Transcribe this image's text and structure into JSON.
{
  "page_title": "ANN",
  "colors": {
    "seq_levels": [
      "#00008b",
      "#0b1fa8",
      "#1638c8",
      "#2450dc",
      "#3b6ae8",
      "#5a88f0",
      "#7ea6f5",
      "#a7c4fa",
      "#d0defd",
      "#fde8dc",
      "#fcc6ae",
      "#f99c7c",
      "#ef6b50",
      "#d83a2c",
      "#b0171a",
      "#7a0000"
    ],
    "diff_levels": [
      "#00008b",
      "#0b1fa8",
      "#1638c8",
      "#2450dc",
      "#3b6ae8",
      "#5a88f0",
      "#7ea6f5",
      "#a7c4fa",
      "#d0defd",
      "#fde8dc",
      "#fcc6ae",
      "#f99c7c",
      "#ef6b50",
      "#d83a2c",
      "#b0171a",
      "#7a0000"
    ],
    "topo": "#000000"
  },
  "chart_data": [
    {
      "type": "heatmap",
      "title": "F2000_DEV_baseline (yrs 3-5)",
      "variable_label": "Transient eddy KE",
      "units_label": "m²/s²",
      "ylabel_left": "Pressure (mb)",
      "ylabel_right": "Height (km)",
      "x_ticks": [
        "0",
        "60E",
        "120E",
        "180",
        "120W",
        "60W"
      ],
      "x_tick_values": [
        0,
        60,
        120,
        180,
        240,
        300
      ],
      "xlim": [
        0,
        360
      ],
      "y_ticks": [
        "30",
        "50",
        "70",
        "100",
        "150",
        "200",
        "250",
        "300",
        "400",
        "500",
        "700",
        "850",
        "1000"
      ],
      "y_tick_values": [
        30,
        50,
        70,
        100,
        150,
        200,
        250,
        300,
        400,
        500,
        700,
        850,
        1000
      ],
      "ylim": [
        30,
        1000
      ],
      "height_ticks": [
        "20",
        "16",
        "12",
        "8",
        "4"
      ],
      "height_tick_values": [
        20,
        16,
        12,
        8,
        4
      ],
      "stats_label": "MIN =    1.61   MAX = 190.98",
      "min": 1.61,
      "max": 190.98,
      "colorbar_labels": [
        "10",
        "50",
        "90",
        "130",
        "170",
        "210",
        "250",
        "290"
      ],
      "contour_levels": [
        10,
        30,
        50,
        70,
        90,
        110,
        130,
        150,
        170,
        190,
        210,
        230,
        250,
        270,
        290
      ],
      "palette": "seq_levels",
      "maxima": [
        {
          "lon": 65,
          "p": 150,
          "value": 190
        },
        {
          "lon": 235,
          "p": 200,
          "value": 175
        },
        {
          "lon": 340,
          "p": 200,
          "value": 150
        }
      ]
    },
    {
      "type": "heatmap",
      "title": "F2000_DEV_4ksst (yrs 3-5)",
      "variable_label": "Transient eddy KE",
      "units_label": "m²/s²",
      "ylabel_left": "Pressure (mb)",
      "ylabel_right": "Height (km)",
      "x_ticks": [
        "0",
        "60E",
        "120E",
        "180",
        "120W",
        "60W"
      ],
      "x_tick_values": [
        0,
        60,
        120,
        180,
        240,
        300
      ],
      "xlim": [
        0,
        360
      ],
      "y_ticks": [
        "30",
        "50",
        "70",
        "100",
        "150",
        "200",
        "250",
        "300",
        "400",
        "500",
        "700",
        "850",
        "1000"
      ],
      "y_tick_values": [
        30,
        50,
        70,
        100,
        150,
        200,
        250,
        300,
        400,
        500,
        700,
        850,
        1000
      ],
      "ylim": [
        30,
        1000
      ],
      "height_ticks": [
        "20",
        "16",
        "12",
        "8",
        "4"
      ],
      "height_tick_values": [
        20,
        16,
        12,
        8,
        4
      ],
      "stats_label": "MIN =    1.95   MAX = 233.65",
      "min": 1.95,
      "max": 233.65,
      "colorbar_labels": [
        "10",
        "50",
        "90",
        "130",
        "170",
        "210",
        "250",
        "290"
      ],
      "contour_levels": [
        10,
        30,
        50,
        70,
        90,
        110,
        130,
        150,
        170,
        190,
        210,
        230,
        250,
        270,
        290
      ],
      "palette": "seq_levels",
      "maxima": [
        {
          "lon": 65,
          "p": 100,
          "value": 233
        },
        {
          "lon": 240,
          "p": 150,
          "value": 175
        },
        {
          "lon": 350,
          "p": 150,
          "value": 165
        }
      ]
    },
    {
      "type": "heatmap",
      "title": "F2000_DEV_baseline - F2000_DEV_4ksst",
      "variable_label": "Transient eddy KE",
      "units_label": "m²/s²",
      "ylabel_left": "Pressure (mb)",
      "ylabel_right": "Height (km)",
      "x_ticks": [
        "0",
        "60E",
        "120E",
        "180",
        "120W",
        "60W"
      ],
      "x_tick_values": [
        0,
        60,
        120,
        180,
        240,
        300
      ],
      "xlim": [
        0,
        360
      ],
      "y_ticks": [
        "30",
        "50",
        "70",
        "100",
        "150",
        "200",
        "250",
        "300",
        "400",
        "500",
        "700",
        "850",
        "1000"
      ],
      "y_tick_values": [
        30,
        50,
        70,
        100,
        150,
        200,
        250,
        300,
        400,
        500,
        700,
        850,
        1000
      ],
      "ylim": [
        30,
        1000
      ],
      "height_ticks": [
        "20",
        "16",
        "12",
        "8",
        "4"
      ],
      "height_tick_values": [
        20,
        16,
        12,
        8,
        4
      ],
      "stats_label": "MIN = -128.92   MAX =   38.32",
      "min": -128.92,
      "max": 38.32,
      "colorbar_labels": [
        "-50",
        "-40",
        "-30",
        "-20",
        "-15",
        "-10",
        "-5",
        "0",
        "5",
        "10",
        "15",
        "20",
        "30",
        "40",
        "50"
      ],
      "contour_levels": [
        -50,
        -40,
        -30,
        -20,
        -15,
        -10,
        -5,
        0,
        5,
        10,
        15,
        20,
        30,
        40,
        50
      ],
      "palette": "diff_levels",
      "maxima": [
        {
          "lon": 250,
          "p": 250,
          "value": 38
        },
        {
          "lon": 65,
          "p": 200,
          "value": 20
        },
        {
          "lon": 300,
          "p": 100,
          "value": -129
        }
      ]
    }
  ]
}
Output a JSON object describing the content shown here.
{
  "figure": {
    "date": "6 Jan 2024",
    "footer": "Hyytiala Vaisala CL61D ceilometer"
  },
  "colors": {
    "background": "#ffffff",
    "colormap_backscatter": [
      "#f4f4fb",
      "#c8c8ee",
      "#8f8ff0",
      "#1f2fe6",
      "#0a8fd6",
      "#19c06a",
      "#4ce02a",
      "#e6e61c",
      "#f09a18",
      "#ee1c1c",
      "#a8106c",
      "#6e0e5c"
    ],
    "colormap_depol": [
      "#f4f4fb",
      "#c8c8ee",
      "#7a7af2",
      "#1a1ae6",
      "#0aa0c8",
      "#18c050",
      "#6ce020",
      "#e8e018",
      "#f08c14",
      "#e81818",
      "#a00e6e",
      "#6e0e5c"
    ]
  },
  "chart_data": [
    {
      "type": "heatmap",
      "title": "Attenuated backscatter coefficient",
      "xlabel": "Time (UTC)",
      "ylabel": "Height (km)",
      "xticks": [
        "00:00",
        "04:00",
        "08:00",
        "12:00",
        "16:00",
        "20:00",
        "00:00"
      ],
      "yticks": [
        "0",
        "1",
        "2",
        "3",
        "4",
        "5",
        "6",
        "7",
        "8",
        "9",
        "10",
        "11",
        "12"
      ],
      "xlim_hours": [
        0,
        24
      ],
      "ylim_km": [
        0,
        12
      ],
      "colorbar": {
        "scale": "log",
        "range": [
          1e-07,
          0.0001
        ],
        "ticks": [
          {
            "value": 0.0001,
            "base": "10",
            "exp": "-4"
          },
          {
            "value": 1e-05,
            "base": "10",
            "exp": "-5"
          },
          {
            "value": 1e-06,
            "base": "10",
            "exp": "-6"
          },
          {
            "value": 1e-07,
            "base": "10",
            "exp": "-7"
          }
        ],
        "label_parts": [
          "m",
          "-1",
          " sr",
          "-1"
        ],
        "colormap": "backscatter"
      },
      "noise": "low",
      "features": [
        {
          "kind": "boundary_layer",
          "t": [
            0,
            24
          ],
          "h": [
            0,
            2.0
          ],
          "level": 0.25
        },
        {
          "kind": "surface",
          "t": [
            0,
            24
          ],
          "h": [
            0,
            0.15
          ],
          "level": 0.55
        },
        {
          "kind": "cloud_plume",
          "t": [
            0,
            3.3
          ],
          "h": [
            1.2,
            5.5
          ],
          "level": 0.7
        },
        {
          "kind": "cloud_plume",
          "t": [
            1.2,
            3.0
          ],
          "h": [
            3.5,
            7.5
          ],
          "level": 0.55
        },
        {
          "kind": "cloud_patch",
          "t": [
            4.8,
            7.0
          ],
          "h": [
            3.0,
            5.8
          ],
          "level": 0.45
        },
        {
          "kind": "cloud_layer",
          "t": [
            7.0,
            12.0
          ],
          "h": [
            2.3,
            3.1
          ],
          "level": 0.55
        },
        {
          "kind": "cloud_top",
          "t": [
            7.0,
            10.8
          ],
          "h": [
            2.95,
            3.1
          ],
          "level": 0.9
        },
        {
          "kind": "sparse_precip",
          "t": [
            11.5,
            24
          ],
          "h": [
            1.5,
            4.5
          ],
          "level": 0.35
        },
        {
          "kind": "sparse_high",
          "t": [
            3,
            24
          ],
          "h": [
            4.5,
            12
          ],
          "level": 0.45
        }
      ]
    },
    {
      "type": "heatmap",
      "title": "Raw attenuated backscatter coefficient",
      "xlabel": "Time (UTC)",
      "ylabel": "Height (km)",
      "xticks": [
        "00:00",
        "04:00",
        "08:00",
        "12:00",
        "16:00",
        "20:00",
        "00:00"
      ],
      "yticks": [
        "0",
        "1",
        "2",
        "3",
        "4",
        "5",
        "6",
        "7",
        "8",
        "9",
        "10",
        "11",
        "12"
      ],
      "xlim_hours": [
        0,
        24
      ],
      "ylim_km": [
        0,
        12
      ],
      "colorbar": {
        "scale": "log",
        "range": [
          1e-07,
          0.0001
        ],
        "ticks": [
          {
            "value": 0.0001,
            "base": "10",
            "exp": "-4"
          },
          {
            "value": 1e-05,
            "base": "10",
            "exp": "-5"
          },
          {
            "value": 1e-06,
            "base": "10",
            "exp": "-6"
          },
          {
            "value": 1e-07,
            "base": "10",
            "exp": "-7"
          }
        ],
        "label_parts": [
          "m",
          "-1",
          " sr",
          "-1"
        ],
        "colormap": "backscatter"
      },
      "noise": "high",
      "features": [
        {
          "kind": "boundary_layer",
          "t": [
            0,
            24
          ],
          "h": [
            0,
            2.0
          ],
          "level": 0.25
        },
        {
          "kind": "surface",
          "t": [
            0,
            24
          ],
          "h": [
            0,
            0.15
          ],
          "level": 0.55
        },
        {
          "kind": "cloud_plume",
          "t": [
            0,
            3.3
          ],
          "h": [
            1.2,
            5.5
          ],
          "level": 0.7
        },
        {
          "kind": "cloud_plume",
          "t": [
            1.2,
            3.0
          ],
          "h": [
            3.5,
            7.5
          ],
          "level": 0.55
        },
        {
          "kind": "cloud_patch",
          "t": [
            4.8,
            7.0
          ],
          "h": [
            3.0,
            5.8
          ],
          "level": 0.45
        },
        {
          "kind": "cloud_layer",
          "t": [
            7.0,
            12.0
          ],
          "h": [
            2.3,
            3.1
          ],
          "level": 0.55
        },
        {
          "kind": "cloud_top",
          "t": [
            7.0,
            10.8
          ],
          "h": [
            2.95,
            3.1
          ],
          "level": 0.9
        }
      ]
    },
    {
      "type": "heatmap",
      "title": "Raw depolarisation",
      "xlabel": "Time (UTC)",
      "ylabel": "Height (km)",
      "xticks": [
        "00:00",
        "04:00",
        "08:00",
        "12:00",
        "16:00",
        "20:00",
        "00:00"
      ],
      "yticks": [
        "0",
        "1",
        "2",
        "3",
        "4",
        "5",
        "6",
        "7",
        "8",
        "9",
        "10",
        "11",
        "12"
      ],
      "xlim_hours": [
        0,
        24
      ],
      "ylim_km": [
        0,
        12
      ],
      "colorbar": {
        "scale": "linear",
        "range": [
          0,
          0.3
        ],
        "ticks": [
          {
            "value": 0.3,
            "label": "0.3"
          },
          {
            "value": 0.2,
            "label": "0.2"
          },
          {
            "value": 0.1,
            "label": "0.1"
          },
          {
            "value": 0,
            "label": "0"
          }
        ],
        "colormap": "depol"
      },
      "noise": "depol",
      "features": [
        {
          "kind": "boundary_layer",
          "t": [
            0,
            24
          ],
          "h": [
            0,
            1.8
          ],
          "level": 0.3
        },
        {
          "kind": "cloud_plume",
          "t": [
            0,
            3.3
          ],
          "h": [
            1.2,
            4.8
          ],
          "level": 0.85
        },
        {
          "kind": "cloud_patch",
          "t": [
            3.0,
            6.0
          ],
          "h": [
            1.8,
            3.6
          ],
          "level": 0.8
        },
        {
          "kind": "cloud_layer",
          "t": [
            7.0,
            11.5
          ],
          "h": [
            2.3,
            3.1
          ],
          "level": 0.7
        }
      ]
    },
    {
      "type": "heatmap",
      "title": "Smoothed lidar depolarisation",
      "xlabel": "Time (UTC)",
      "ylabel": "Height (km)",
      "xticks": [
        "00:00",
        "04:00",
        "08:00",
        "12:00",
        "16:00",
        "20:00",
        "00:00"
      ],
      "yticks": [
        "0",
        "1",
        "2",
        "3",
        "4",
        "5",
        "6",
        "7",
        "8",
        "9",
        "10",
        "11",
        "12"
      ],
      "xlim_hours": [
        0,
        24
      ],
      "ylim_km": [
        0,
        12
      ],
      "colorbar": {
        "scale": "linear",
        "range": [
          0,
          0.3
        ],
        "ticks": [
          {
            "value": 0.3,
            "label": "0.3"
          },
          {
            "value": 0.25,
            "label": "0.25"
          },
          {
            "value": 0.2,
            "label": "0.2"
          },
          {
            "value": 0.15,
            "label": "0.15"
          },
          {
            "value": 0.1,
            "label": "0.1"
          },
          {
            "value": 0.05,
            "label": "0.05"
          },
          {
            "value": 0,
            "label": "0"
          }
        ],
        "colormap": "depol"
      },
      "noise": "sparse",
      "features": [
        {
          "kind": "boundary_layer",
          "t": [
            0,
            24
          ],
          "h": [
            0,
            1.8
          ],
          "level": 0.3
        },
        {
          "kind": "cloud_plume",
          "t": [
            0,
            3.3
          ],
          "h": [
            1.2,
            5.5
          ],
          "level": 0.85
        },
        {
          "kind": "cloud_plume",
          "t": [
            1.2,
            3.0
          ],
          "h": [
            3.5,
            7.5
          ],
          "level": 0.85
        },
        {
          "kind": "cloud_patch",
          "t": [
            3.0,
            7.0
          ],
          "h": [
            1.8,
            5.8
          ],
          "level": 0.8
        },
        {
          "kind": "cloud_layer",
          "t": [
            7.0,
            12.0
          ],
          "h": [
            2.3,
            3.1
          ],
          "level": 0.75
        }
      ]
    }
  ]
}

[Task details]:
Scan the data above; copy every line where "JSON" appears.

[Worked solution]:
Transcribe this image's text and structure into JSON.
Output a JSON object describing the content shown here.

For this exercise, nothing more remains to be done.